(Records from a data source)

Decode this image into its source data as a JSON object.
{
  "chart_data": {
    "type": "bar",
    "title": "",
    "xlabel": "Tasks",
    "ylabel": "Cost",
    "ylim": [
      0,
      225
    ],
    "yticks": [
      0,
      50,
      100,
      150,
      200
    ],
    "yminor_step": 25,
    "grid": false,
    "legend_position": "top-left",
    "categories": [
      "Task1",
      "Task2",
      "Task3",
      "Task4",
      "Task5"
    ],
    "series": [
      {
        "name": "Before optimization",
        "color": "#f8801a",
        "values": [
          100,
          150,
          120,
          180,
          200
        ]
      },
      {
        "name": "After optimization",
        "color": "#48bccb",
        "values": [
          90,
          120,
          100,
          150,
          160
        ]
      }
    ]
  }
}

Exercise details :: Set down every line of the listing above again, exactly as given.

Task solution ::
Decode this image into its source data as a JSON object.
{
  "chart_data": {
    "type": "bar",
    "title": "",
    "xlabel": "Tasks",
    "ylabel": "Cost",
    "ylim": [
      0,
      225
    ],
    "yticks": [
      0,
      50,
      100,
      150,
      200
    ],
    "yminor_step": 25,
    "grid": false,
    "legend_position": "top-left",
    "categories": [
      "Task1",
      "Task2",
      "Task3",
      "Task4",
      "Task5"
    ],
    "series": [
      {
        "name": "Before optimization",
        "color": "#f8801a",
        "values": [
          100,
          150,
          120,
          180,
          200
        ]
      },
      {
        "name": "After optimization",
        "color": "#48bccb",
        "values": [
          90,
          120,
          100,
          150,
          160
        ]
      }
    ]
  }
}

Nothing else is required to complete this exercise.